# start of Supplied material

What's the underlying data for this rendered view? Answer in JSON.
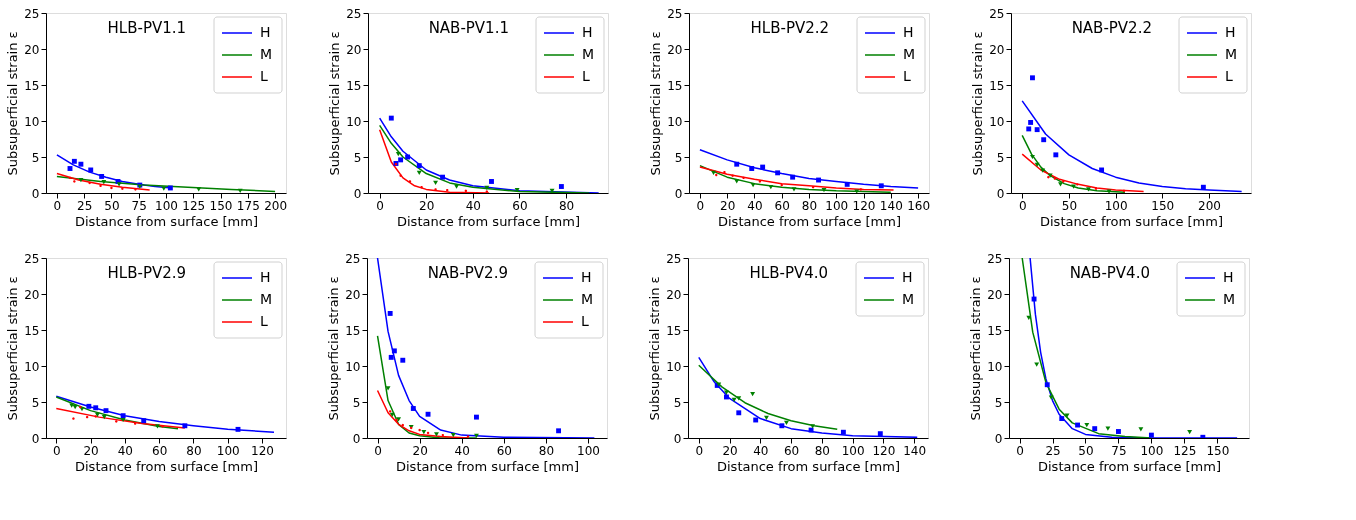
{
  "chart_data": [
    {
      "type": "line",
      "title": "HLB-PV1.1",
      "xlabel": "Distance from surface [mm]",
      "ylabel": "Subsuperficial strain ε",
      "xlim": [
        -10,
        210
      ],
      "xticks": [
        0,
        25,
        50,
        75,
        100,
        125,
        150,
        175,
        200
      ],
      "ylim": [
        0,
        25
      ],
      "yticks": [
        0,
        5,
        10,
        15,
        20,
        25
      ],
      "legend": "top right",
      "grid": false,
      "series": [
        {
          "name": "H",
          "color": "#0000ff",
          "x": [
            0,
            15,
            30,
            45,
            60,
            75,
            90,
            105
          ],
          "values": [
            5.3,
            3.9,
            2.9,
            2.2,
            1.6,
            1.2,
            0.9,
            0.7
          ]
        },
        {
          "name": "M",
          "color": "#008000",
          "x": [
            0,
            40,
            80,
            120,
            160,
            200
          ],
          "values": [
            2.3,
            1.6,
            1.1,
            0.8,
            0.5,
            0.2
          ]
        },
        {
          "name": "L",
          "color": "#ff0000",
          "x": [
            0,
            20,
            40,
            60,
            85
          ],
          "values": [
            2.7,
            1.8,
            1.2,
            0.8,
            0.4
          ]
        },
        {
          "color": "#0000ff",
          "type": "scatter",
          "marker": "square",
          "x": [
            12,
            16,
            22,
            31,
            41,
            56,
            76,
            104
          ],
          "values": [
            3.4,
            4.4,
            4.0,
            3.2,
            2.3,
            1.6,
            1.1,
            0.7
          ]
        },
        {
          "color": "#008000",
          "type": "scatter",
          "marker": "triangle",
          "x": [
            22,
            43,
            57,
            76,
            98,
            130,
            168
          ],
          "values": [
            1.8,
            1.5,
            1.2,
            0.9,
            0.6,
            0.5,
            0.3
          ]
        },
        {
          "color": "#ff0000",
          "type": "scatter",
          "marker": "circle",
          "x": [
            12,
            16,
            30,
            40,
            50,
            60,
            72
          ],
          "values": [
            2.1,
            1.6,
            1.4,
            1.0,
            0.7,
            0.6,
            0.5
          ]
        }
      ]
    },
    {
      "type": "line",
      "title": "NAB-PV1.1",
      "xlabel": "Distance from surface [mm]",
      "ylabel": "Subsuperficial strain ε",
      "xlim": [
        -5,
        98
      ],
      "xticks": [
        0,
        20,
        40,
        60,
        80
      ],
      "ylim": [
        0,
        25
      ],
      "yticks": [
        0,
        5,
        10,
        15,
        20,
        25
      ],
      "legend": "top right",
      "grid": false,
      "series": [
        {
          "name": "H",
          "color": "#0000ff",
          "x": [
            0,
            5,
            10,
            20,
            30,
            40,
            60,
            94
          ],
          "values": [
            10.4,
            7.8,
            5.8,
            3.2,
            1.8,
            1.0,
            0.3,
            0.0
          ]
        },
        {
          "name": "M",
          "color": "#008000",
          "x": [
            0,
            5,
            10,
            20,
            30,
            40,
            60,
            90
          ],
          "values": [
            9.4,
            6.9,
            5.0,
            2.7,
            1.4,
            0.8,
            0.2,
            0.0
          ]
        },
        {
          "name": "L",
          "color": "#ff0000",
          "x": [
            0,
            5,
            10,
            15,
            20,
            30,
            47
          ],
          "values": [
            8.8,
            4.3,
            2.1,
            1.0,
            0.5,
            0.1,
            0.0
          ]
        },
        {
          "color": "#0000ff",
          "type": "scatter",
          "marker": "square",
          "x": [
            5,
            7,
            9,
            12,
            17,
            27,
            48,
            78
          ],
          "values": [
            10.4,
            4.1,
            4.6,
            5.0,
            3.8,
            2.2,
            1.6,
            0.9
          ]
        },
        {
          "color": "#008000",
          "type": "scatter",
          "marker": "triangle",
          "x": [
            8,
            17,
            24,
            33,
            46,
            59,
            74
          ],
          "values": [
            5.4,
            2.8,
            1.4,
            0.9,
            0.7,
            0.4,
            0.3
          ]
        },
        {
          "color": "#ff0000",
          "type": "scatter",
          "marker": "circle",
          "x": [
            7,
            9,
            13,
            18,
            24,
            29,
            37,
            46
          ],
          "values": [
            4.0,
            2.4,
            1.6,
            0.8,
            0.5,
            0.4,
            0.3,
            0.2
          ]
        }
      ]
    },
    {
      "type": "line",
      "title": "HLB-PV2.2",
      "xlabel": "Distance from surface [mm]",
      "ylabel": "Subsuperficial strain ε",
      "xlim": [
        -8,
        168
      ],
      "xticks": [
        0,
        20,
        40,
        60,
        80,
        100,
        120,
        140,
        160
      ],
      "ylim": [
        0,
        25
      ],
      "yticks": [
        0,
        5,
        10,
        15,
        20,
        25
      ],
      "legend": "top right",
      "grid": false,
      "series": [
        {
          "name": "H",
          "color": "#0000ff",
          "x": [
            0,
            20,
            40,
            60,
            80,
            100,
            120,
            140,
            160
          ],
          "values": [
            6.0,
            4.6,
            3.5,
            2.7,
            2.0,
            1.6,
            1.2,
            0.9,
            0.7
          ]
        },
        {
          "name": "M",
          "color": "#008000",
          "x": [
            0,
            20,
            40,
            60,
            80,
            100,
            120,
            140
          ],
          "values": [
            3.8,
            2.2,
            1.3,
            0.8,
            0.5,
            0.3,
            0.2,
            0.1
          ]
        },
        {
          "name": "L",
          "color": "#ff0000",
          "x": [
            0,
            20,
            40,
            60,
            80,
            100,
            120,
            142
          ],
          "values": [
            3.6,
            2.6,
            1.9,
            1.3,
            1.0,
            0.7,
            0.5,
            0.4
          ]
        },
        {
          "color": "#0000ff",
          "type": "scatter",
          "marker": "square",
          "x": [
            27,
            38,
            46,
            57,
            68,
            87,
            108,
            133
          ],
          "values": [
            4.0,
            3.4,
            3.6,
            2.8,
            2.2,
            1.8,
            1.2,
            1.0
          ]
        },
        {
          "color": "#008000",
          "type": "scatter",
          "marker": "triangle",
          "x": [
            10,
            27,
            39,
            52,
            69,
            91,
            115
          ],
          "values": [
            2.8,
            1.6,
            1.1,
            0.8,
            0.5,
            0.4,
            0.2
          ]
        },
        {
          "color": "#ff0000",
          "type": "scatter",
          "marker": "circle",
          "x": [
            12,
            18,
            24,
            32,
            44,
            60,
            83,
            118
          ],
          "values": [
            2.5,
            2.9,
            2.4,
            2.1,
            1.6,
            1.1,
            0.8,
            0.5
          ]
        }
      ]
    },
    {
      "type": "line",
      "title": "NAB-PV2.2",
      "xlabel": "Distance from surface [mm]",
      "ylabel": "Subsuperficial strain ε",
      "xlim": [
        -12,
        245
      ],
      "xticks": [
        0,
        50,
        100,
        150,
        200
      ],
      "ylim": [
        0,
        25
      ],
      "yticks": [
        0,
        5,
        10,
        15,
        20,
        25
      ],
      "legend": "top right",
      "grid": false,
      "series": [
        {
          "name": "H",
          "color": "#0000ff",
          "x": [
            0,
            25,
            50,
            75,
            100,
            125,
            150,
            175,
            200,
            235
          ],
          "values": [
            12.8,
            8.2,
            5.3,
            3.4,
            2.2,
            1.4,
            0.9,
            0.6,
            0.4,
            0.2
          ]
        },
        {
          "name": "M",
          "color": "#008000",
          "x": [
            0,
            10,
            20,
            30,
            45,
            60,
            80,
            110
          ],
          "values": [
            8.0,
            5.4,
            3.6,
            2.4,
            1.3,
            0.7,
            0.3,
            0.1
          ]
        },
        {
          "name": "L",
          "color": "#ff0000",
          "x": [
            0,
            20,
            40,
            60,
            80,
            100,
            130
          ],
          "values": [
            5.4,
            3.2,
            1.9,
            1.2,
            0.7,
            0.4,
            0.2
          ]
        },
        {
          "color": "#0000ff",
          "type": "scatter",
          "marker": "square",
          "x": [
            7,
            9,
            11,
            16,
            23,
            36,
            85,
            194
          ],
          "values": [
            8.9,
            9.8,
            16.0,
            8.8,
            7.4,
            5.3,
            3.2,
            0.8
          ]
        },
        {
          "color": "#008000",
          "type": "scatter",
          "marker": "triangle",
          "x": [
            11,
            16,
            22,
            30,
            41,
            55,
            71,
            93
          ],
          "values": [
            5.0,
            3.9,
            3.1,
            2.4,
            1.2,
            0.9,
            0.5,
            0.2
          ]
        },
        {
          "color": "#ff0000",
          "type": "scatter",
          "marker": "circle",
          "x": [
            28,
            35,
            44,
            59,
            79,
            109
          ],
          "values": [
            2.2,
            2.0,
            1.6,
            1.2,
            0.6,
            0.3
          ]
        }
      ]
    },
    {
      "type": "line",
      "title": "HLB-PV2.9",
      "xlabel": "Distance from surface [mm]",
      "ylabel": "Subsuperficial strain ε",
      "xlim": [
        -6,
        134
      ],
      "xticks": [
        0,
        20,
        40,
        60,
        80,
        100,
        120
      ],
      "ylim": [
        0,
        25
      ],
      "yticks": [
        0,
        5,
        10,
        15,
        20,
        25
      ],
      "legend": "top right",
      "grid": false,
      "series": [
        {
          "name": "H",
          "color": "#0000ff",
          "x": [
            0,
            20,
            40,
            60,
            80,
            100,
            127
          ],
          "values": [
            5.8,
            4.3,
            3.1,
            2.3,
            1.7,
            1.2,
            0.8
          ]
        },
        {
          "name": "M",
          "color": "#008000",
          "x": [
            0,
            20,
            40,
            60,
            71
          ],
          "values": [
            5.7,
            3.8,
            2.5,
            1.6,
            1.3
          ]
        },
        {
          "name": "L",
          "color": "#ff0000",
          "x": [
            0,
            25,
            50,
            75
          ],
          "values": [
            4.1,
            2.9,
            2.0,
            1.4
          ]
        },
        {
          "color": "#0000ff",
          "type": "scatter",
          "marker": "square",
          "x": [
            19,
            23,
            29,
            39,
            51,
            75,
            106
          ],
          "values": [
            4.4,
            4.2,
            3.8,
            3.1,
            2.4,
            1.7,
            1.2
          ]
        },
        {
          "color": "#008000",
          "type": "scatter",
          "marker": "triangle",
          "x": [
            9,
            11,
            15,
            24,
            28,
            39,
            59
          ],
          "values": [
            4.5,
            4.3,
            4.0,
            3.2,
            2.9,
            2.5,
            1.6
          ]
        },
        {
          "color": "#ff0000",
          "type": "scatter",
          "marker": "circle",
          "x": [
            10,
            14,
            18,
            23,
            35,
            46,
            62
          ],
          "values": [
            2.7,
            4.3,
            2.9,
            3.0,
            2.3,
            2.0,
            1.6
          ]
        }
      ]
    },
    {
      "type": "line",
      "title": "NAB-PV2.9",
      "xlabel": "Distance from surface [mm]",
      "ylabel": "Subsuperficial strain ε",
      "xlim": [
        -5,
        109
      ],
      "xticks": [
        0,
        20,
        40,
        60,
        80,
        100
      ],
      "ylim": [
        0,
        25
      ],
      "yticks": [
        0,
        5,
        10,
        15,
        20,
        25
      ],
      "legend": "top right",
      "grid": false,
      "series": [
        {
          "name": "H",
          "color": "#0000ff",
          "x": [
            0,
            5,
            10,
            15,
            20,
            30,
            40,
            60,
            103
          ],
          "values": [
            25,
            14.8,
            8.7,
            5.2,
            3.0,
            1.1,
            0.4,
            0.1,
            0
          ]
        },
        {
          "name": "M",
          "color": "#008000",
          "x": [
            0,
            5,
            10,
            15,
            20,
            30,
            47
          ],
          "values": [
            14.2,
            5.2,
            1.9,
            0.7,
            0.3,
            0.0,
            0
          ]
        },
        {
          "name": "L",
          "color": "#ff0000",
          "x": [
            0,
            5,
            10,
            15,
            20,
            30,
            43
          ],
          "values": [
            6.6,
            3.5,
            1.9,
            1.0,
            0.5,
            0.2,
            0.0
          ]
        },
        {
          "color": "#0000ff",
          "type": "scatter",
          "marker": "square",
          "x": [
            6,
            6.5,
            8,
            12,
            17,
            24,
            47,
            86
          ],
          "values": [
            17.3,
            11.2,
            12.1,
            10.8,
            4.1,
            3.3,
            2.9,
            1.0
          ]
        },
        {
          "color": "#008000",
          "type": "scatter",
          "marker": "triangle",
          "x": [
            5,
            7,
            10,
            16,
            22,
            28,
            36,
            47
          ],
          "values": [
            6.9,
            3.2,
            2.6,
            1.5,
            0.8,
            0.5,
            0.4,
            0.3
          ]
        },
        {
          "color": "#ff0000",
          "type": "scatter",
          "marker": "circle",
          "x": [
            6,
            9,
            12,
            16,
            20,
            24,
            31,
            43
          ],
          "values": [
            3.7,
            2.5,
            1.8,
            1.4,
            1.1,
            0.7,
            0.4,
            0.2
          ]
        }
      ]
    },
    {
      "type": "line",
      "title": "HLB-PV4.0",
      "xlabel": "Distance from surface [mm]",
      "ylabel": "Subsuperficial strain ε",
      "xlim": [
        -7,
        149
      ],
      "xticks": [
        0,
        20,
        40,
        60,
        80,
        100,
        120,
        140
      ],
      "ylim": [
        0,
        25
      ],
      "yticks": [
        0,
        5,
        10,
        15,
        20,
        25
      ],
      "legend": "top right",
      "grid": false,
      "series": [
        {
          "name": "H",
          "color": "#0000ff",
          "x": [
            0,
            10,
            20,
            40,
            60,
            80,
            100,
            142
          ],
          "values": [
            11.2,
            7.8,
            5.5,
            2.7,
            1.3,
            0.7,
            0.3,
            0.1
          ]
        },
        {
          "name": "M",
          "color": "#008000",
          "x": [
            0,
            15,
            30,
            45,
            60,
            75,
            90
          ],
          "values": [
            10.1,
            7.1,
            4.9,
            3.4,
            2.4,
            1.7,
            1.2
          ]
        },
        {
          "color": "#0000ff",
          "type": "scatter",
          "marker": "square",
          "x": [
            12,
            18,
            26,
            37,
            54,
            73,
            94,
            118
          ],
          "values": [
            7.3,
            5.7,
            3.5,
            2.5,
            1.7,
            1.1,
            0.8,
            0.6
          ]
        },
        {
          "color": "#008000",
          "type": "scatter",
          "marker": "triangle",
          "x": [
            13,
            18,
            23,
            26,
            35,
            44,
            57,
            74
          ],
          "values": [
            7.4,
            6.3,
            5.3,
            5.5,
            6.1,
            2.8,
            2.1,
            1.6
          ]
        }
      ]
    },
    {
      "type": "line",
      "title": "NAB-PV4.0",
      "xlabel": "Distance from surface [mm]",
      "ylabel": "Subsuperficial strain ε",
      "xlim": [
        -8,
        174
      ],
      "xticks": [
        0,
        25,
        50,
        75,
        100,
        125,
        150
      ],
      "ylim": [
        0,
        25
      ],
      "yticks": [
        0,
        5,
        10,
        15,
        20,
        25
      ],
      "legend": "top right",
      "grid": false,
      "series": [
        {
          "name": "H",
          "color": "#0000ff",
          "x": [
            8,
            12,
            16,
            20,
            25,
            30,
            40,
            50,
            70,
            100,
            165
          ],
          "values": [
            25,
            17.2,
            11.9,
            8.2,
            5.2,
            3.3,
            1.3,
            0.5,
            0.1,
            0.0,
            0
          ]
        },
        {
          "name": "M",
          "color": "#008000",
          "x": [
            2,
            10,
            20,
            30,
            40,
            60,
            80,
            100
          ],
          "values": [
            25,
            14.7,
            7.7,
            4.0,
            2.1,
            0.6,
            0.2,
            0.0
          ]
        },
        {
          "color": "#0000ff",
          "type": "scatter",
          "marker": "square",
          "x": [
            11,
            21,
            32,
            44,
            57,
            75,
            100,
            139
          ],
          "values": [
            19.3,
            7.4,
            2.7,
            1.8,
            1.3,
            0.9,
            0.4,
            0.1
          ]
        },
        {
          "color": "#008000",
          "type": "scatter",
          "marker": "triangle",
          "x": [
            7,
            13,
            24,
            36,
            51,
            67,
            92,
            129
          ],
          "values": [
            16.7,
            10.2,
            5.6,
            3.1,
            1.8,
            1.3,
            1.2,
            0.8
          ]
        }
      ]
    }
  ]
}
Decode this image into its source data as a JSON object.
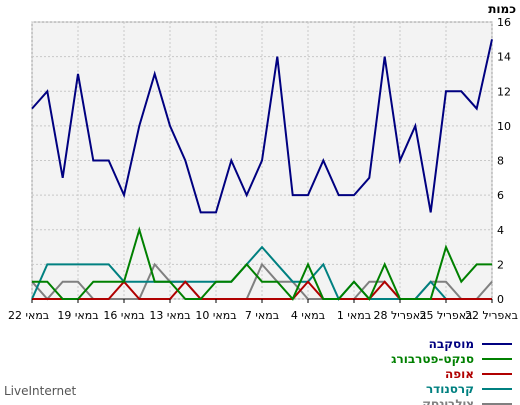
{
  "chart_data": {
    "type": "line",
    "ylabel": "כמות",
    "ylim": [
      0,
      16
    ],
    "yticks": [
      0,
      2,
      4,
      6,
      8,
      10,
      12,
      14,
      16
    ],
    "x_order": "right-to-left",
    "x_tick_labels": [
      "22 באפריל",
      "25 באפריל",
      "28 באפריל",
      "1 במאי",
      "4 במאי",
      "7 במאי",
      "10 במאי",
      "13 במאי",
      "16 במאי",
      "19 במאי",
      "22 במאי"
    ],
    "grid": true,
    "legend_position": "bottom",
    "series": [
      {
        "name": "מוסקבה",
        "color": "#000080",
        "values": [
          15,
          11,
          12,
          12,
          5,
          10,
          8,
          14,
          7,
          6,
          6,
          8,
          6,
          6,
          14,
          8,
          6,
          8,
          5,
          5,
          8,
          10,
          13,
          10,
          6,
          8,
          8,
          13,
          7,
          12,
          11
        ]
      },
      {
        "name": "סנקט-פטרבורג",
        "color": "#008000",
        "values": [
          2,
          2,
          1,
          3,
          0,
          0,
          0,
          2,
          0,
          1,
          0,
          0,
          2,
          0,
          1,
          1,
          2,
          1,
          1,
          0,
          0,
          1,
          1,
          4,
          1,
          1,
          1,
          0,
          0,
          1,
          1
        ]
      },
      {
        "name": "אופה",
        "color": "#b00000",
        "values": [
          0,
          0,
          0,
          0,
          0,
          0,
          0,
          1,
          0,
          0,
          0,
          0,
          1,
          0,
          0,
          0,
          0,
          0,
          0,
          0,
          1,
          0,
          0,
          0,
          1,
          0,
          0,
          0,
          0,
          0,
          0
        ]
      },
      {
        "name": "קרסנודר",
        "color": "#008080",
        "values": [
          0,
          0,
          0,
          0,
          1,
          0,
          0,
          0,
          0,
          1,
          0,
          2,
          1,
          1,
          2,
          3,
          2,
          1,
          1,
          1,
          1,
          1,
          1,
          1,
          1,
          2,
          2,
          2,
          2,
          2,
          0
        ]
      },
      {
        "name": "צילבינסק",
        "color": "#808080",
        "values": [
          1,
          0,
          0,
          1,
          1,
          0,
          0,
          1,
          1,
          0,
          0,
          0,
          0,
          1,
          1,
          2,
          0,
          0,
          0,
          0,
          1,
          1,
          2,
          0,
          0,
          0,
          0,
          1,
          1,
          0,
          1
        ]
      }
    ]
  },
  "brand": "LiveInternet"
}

# end of Supplied material

List the lines of the records where "JSON" occurs.

» Result for this task
What's the underlying data for this rendered view? Answer in JSON.
Decode this image into its source data as a JSON object.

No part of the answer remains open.